• **Records supplied**
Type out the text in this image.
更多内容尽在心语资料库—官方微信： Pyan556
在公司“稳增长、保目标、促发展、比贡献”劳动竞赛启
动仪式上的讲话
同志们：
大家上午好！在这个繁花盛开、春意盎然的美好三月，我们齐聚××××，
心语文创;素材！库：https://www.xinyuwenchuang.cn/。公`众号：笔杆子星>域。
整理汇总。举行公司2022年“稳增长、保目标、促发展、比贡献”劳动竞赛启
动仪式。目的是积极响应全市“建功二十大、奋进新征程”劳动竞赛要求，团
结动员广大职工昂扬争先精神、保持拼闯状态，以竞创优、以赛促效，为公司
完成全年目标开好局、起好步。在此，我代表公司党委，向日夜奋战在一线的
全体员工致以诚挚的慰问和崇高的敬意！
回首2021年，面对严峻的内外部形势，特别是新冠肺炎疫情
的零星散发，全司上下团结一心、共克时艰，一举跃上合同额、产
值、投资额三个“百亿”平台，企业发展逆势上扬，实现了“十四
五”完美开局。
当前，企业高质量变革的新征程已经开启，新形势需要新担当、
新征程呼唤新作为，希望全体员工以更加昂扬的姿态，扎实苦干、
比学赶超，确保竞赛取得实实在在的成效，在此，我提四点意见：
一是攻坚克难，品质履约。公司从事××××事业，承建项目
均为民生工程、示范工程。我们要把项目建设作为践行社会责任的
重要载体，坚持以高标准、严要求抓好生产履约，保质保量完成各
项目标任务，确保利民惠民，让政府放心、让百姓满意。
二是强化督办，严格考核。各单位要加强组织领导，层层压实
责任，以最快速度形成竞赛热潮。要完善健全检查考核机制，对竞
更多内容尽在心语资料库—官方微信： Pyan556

• **Given exercise**
Go through the records and print each one exactly.

• **Completed exercise**
Type out the text in this image.
更多内容尽在心语资料库—官方微信： Pyan556
在公司“稳增长、保目标、促发展、比贡献”劳动竞赛启
动仪式上的讲话
同志们：
大家上午好！在这个繁花盛开、春意盎然的美好三月，我们齐聚××××，
心语文创;素材！库：https://www.xinyuwenchuang.cn/。公`众号：笔杆子星>域。
整理汇总。举行公司2022年“稳增长、保目标、促发展、比贡献”劳动竞赛启
动仪式。目的是积极响应全市“建功二十大、奋进新征程”劳动竞赛要求，团
结动员广大职工昂扬争先精神、保持拼闯状态，以竞创优、以赛促效，为公司
完成全年目标开好局、起好步。在此，我代表公司党委，向日夜奋战在一线的
全体员工致以诚挚的慰问和崇高的敬意！
回首2021年，面对严峻的内外部形势，特别是新冠肺炎疫情
的零星散发，全司上下团结一心、共克时艰，一举跃上合同额、产
值、投资额三个“百亿”平台，企业发展逆势上扬，实现了“十四
五”完美开局。
当前，企业高质量变革的新征程已经开启，新形势需要新担当、
新征程呼唤新作为，希望全体员工以更加昂扬的姿态，扎实苦干、
比学赶超，确保竞赛取得实实在在的成效，在此，我提四点意见：
一是攻坚克难，品质履约。公司从事××××事业，承建项目
均为民生工程、示范工程。我们要把项目建设作为践行社会责任的
重要载体，坚持以高标准、严要求抓好生产履约，保质保量完成各
项目标任务，确保利民惠民，让政府放心、让百姓满意。
二是强化督办，严格考核。各单位要加强组织领导，层层压实
责任，以最快速度形成竞赛热潮。要完善健全检查考核机制，对竞
更多内容尽在心语资料库—官方微信： Pyan556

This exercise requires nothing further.